■ WHAT IS REQUIRED
Restate the material word for word and leave out anything that is a picture.

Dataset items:

---------------

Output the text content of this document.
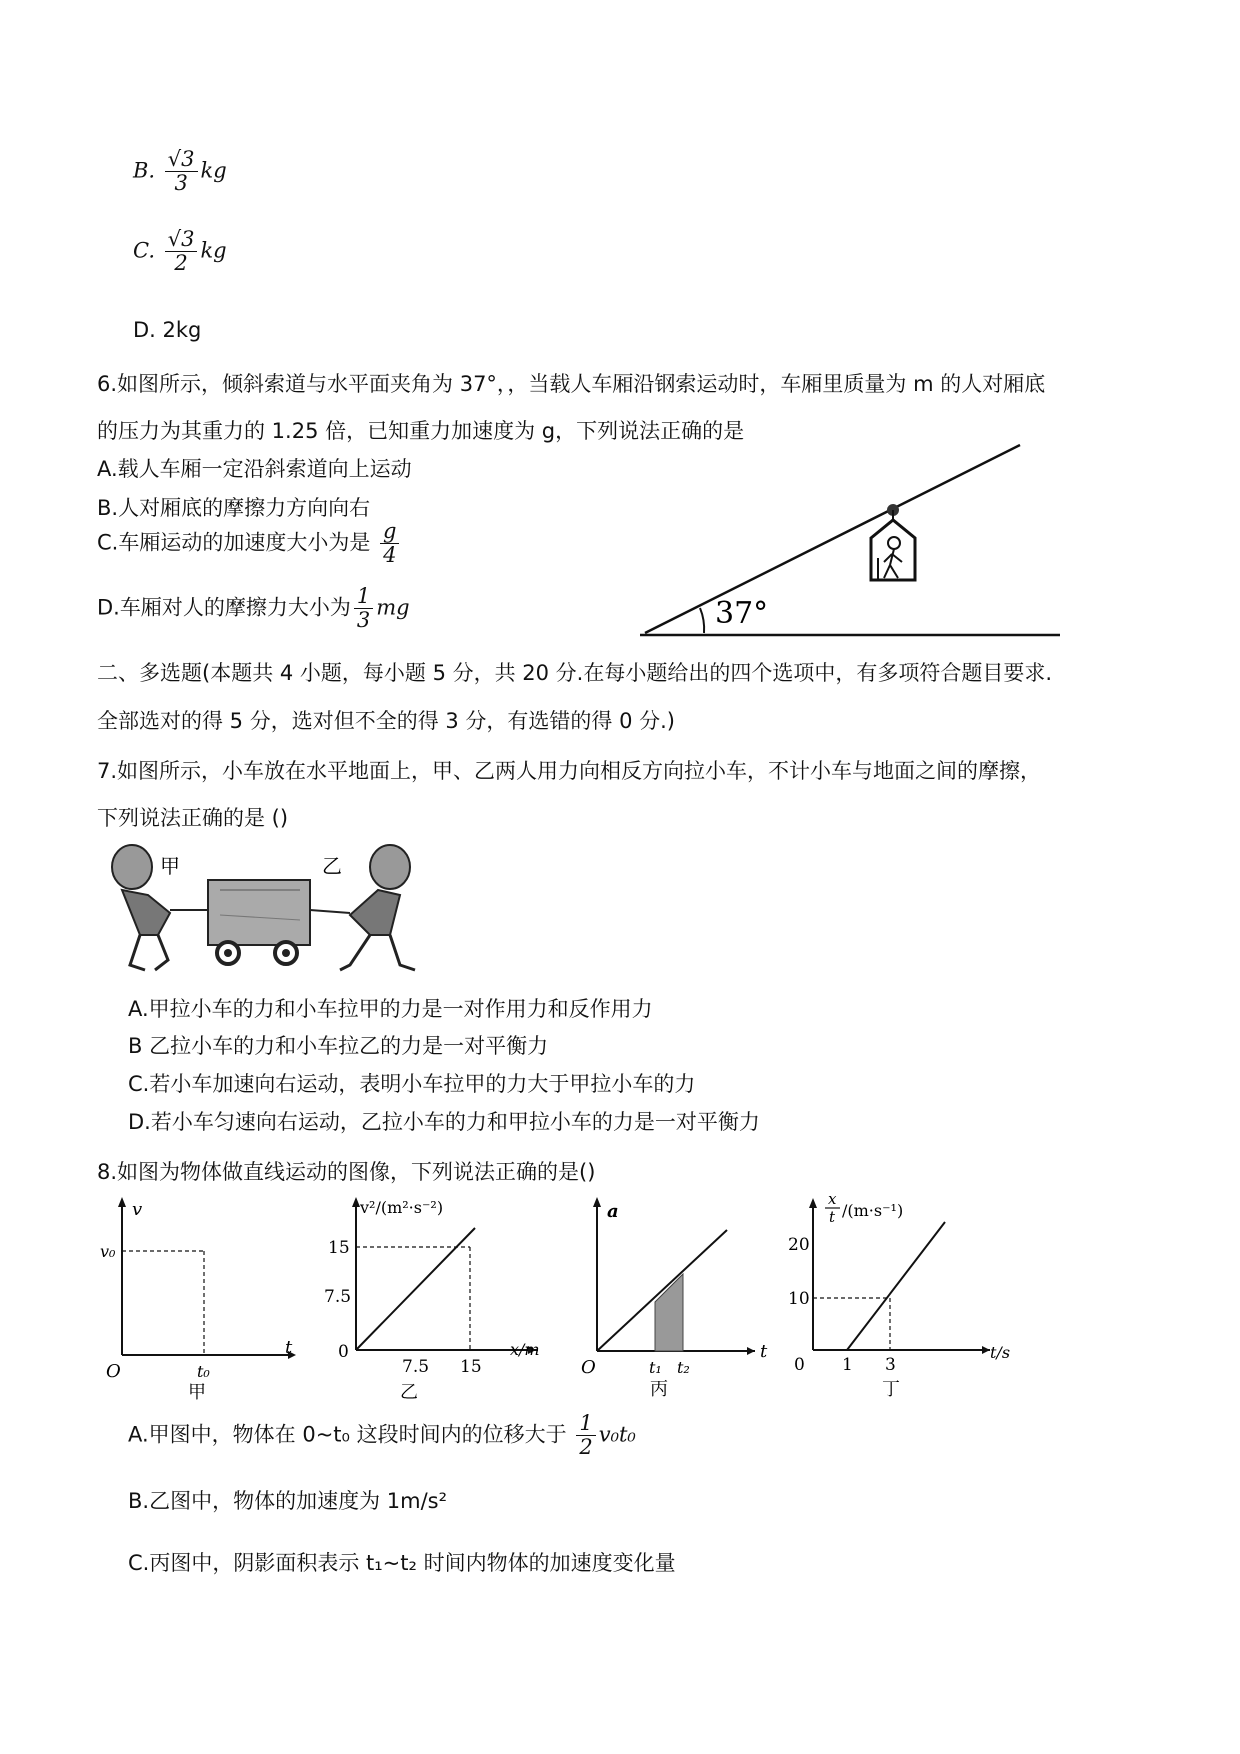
B. $\frac{√3}{3}$ kg
C. $\frac{√3}{2}$ kg
D. 2kg
6.如图所示，倾斜索道与水平面夹角为 37°，，当载人车厢沿钢索运动时，车厢里质量为 m 的人对厢底
的压力为其重力的 1.25 倍，已知重力加速度为 g，下列说法正确的是
A.载人车厢一定沿斜索道向上运动
B.人对厢底的摩擦力方向向右
C.车厢运动的加速度大小为是 $\frac{g}{4}$
D.车厢对人的摩擦力大小为 $\frac{1}{3}$ mg	37°
二、多选题(本题共 4 小题，每小题 5 分，共 20 分.在每小题给出的四个选项中，有多项符合题目要求.
全部选对的得 5 分，选对但不全的得 3 分，有选错的得 0 分.)
7.如图所示，小车放在水平地面上，甲、乙两人用力向相反方向拉小车，不计小车与地面之间的摩擦，
下列说法正确的是 ()
甲	乙
A.甲拉小车的力和小车拉甲的力是一对作用力和反作用力
B 乙拉小车的力和小车拉乙的力是一对平衡力
C.若小车加速向右运动，表明小车拉甲的力大于甲拉小车的力
D.若小车匀速向右运动，乙拉小车的力和甲拉小车的力是一对平衡力
8.如图为物体做直线运动的图像，下列说法正确的是()
v
t
v₀
O	t₀
甲
v²/(m²·s⁻²)
x/m
15
7.5
0
7.5 15
乙
a
t
O	t₁ t₂
丙
x
t /(m·s⁻¹)
t/s
20
10
0 1 3
丁
A.甲图中，物体在 0~t₀ 这段时间内的位移大于 $\frac{1}{2} v_0t_0$
B.乙图中，物体的加速度为 1m/s²
C.丙图中，阴影面积表示 t₁~t₂ 时间内物体的加速度变化量
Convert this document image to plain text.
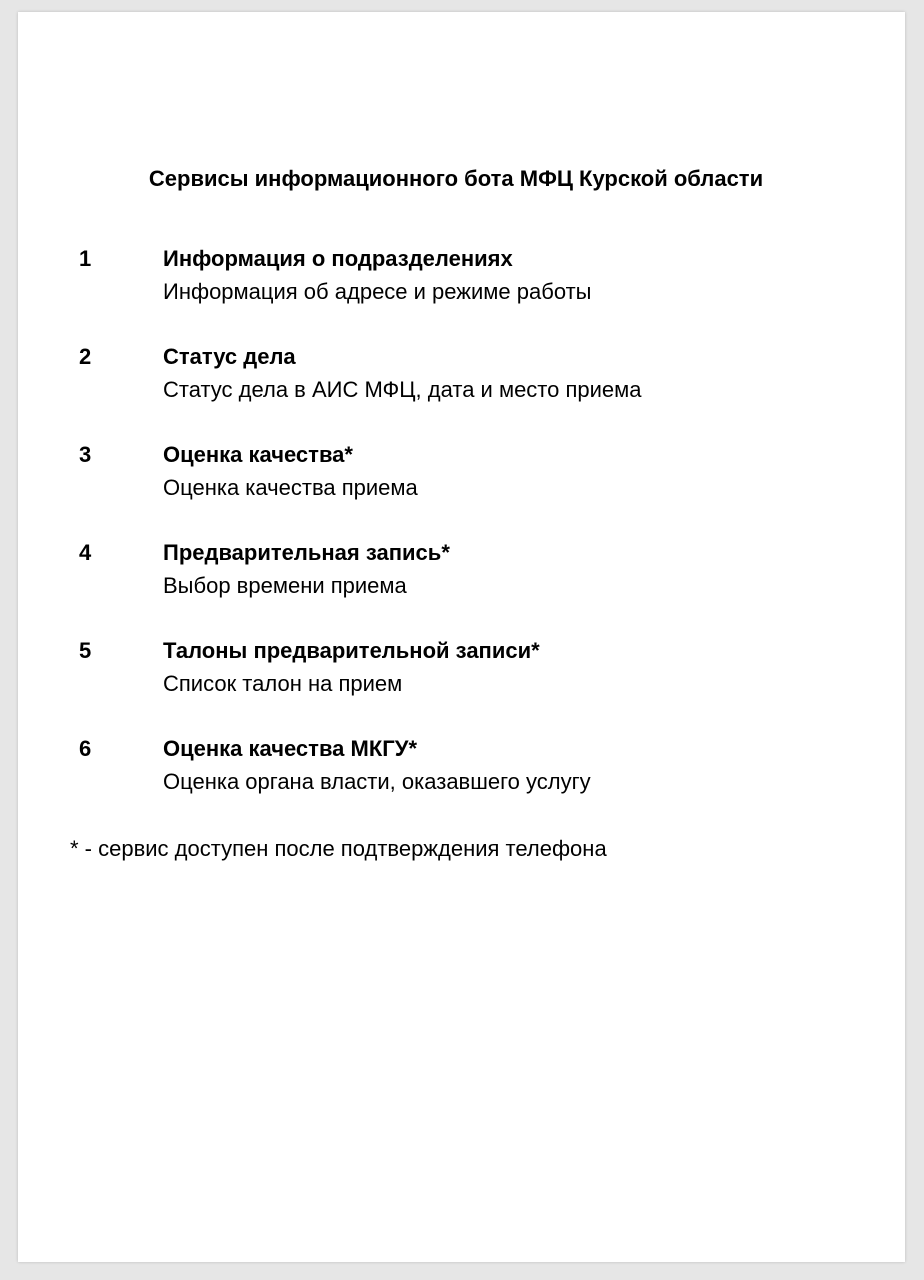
Сервисы информационного бота МФЦ Курской области
1	Информация о подразделениях
Информация об адресе и режиме работы
2	Статус дела
Статус дела в АИС МФЦ, дата и место приема
3	Оценка качества*
Оценка качества приема
4	Предварительная запись*
Выбор времени приема
5	Талоны предварительной записи*
Список талон на прием
6	Оценка качества МКГУ*
Оценка органа власти, оказавшего услугу
* - сервис доступен после подтверждения телефона
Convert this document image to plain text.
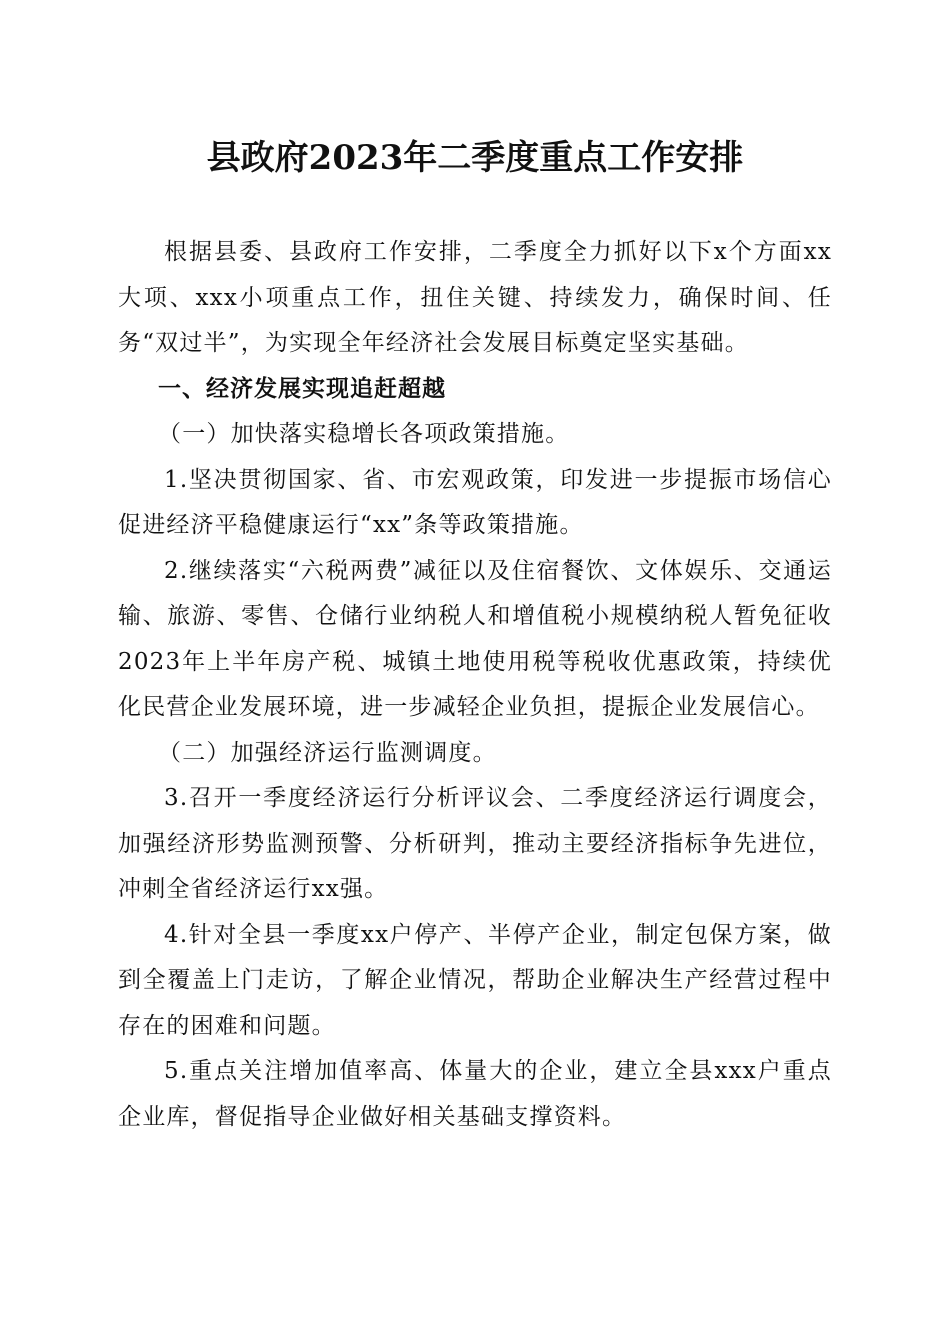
县政府2023年二季度重点工作安排

根据县委、县政府工作安排，二季度全力抓好以下x个方面xx大项、xxx小项重点工作，扭住关键、持续发力，确保时间、任务“双过半”，为实现全年经济社会发展目标奠定坚实基础。

一、经济发展实现追赶超越

（一）加快落实稳增长各项政策措施。

1.坚决贯彻国家、省、市宏观政策，印发进一步提振市场信心促进经济平稳健康运行“xx”条等政策措施。

2.继续落实“六税两费”减征以及住宿餐饮、文体娱乐、交通运输、旅游、零售、仓储行业纳税人和增值税小规模纳税人暂免征收2023年上半年房产税、城镇土地使用税等税收优惠政策，持续优化民营企业发展环境，进一步减轻企业负担，提振企业发展信心。

（二）加强经济运行监测调度。

3.召开一季度经济运行分析评议会、二季度经济运行调度会，加强经济形势监测预警、分析研判，推动主要经济指标争先进位，冲刺全省经济运行xx强。

4.针对全县一季度xx户停产、半停产企业，制定包保方案，做到全覆盖上门走访，了解企业情况，帮助企业解决生产经营过程中存在的困难和问题。

5.重点关注增加值率高、体量大的企业，建立全县xxx户重点企业库，督促指导企业做好相关基础支撑资料。
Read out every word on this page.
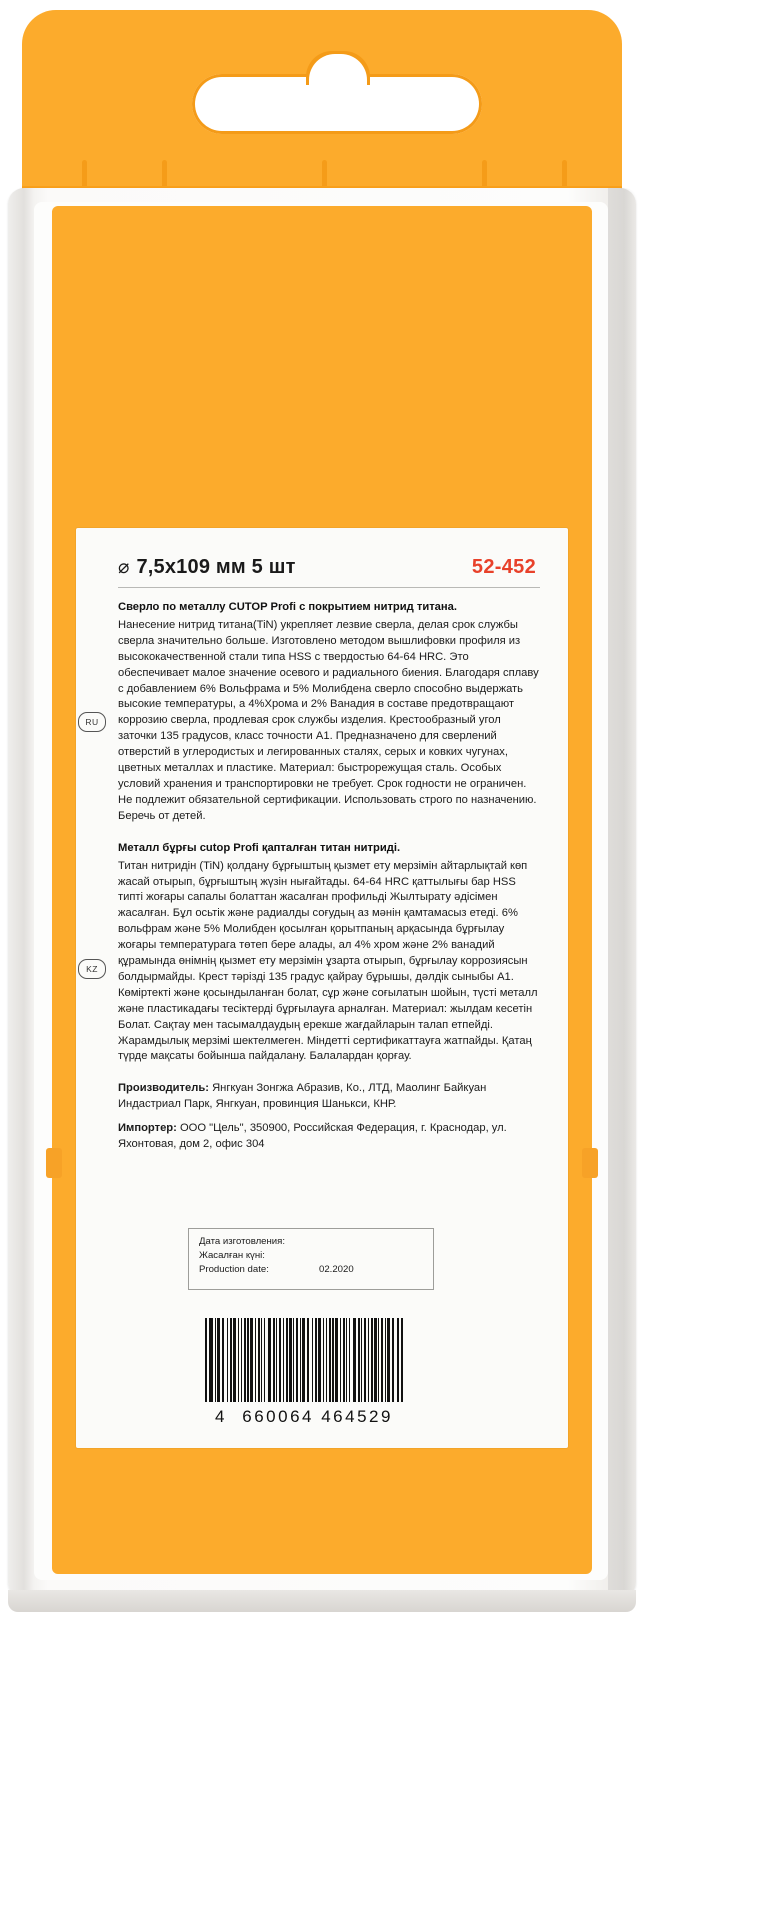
⌀ 7,5x109 мм 5 шт	52-452
RU
Сверло по металлу CUTOP Profi с покрытием нитрид титана.
Нанесение нитрид титана(TiN) укрепляет лезвие сверла, делая срок службы сверла значительно больше. Изготовлено методом вышлифовки профиля из высококачественной стали типа HSS с твердостью 64-64 HRC. Это обеспечивает малое значение осевого и радиального биения. Благодаря сплаву с добавлением 6% Вольфрама и 5% Молибдена сверло способно выдержать высокие температуры, а 4%Хрома и 2% Ванадия в составе предотвращают коррозию сверла, продлевая срок службы изделия. Крестообразный угол заточки 135 градусов, класс точности A1. Предназначено для сверлений отверстий в углеродистых и легированных сталях, серых и ковких чугунах, цветных металлах и пластике. Материал: быстрорежущая сталь. Особых условий хранения и транспортировки не требует. Срок годности не ограничен. Не подлежит обязательной сертификации. Использовать строго по назначению. Беречь от детей.
KZ
Металл бұрғы cutop Profi қапталған титан нитриді.
Титан нитридін (TiN) қолдану бұрғыштың қызмет ету мерзімін айтарлықтай көп жасай отырып, бұрғыштың жүзін нығайтады. 64-64 HRC қаттылығы бар HSS типті жоғары сапалы болаттан жасалған профильді Жылтырату әдісімен жасалған. Бұл осьтік және радиалды соғудың аз мәнін қамтамасыз етеді. 6% вольфрам және 5% Молибден қосылған қорытпаның арқасында бұрғылау жоғары температурага төтеп бере алады, ал 4% хром және 2% ванадий құрамында өнімнің қызмет ету мерзімін ұзарта отырып, бұрғылау коррозиясын болдырмайды. Крест тәрізді 135 градус қайрау бұрышы, дәлдік сыныбы A1. Көміртекті және қосындыланған болат, сұр және соғылатын шойын, түсті металл және пластикадағы тесіктерді бұрғылауға арналған. Материал: жылдам кесетін Болат. Сақтау мен тасымалдаудың ерекше жағдайларын талап етпейді. Жарамдылық мерзімі шектелмеген. Міндетті сертификаттауға жатпайды. Қатаң түрде мақсаты бойынша пайдалану. Балалардан қорғау.
Производитель: Янгкуан Зонгжа Абразив, Ко., ЛТД, Маолинг Байкуан Индастриал Парк, Янгкуан, провинция Шанькси, КНР.
Импортер: ООО "Цель", 350900, Российская Федерация, г. Краснодар, ул. Яхонтовая, дом 2, офис 304
Дата изготовления:
Жасалған күні:
Production date:	02.2020
4 660064 464529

---------------

■ WRITTEN ANSWER
Output the text content of this document.
B. $\frac{√3}{3}$ kg
C. $\frac{√3}{2}$ kg
D. 2kg
6.如图所示，倾斜索道与水平面夹角为 37°，，当载人车厢沿钢索运动时，车厢里质量为 m 的人对厢底
的压力为其重力的 1.25 倍，已知重力加速度为 g，下列说法正确的是
A.载人车厢一定沿斜索道向上运动
B.人对厢底的摩擦力方向向右
C.车厢运动的加速度大小为是 $\frac{g}{4}$
D.车厢对人的摩擦力大小为 $\frac{1}{3}$ mg	37°
二、多选题(本题共 4 小题，每小题 5 分，共 20 分.在每小题给出的四个选项中，有多项符合题目要求.
全部选对的得 5 分，选对但不全的得 3 分，有选错的得 0 分.)
7.如图所示，小车放在水平地面上，甲、乙两人用力向相反方向拉小车，不计小车与地面之间的摩擦，
下列说法正确的是 ()
甲	乙
A.甲拉小车的力和小车拉甲的力是一对作用力和反作用力
B 乙拉小车的力和小车拉乙的力是一对平衡力
C.若小车加速向右运动，表明小车拉甲的力大于甲拉小车的力
D.若小车匀速向右运动，乙拉小车的力和甲拉小车的力是一对平衡力
8.如图为物体做直线运动的图像，下列说法正确的是()
v
t
v₀
O	t₀
甲
v²/(m²·s⁻²)
x/m
15
7.5
0
7.5 15
乙
a
t
O	t₁ t₂
丙
x
t /(m·s⁻¹)
t/s
20
10
0 1 3
丁
A.甲图中，物体在 0~t₀ 这段时间内的位移大于 $\frac{1}{2} v_0t_0$
B.乙图中，物体的加速度为 1m/s²
C.丙图中，阴影面积表示 t₁~t₂ 时间内物体的加速度变化量
Convert this document image to plain text.
Сервисы информационного бота МФЦ Курской области
1	Информация о подразделениях
Информация об адресе и режиме работы
2	Статус дела
Статус дела в АИС МФЦ, дата и место приема
3	Оценка качества*
Оценка качества приема
4	Предварительная запись*
Выбор времени приема
5	Талоны предварительной записи*
Список талон на прием
6	Оценка качества МКГУ*
Оценка органа власти, оказавшего услугу
* - сервис доступен после подтверждения телефона
Convert this document image to plain text.
县政府2023年二季度重点工作安排

根据县委、县政府工作安排，二季度全力抓好以下x个方面xx大项、xxx小项重点工作，扭住关键、持续发力，确保时间、任务“双过半”，为实现全年经济社会发展目标奠定坚实基础。

一、经济发展实现追赶超越

（一）加快落实稳增长各项政策措施。

1.坚决贯彻国家、省、市宏观政策，印发进一步提振市场信心促进经济平稳健康运行“xx”条等政策措施。

2.继续落实“六税两费”减征以及住宿餐饮、文体娱乐、交通运输、旅游、零售、仓储行业纳税人和增值税小规模纳税人暂免征收2023年上半年房产税、城镇土地使用税等税收优惠政策，持续优化民营企业发展环境，进一步减轻企业负担，提振企业发展信心。

（二）加强经济运行监测调度。

3.召开一季度经济运行分析评议会、二季度经济运行调度会，加强经济形势监测预警、分析研判，推动主要经济指标争先进位，冲刺全省经济运行xx强。

4.针对全县一季度xx户停产、半停产企业，制定包保方案，做到全覆盖上门走访，了解企业情况，帮助企业解决生产经营过程中存在的困难和问题。

5.重点关注增加值率高、体量大的企业，建立全县xxx户重点企业库，督促指导企业做好相关基础支撑资料。
Read out every word on this page.
⌀ 7,5x109 мм 5 шт	52-452
RU
Сверло по металлу CUTOP Profi с покрытием нитрид титана.
Нанесение нитрид титана(TiN) укрепляет лезвие сверла, делая срок службы сверла значительно больше. Изготовлено методом вышлифовки профиля из высококачественной стали типа HSS с твердостью 64-64 HRC. Это обеспечивает малое значение осевого и радиального биения. Благодаря сплаву с добавлением 6% Вольфрама и 5% Молибдена сверло способно выдержать высокие температуры, а 4%Хрома и 2% Ванадия в составе предотвращают коррозию сверла, продлевая срок службы изделия. Крестообразный угол заточки 135 градусов, класс точности A1. Предназначено для сверлений отверстий в углеродистых и легированных сталях, серых и ковких чугунах, цветных металлах и пластике. Материал: быстрорежущая сталь. Особых условий хранения и транспортировки не требует. Срок годности не ограничен. Не подлежит обязательной сертификации. Использовать строго по назначению. Беречь от детей.
KZ
Металл бұрғы cutop Profi қапталған титан нитриді.
Титан нитридін (TiN) қолдану бұрғыштың қызмет ету мерзімін айтарлықтай көп жасай отырып, бұрғыштың жүзін нығайтады. 64-64 HRC қаттылығы бар HSS типті жоғары сапалы болаттан жасалған профильді Жылтырату әдісімен жасалған. Бұл осьтік және радиалды соғудың аз мәнін қамтамасыз етеді. 6% вольфрам және 5% Молибден қосылған қорытпаның арқасында бұрғылау жоғары температурага төтеп бере алады, ал 4% хром және 2% ванадий құрамында өнімнің қызмет ету мерзімін ұзарта отырып, бұрғылау коррозиясын болдырмайды. Крест тәрізді 135 градус қайрау бұрышы, дәлдік сыныбы A1. Көміртекті және қосындыланған болат, сұр және соғылатын шойын, түсті металл және пластикадағы тесіктерді бұрғылауға арналған. Материал: жылдам кесетін Болат. Сақтау мен тасымалдаудың ерекше жағдайларын талап етпейді. Жарамдылық мерзімі шектелмеген. Міндетті сертификаттауға жатпайды. Қатаң түрде мақсаты бойынша пайдалану. Балалардан қорғау.
Производитель: Янгкуан Зонгжа Абразив, Ко., ЛТД, Маолинг Байкуан Индастриал Парк, Янгкуан, провинция Шанькси, КНР.
Импортер: ООО "Цель", 350900, Российская Федерация, г. Краснодар, ул. Яхонтовая, дом 2, офис 304
Дата изготовления:
Жасалған күні:
Production date:	02.2020
4 660064 464529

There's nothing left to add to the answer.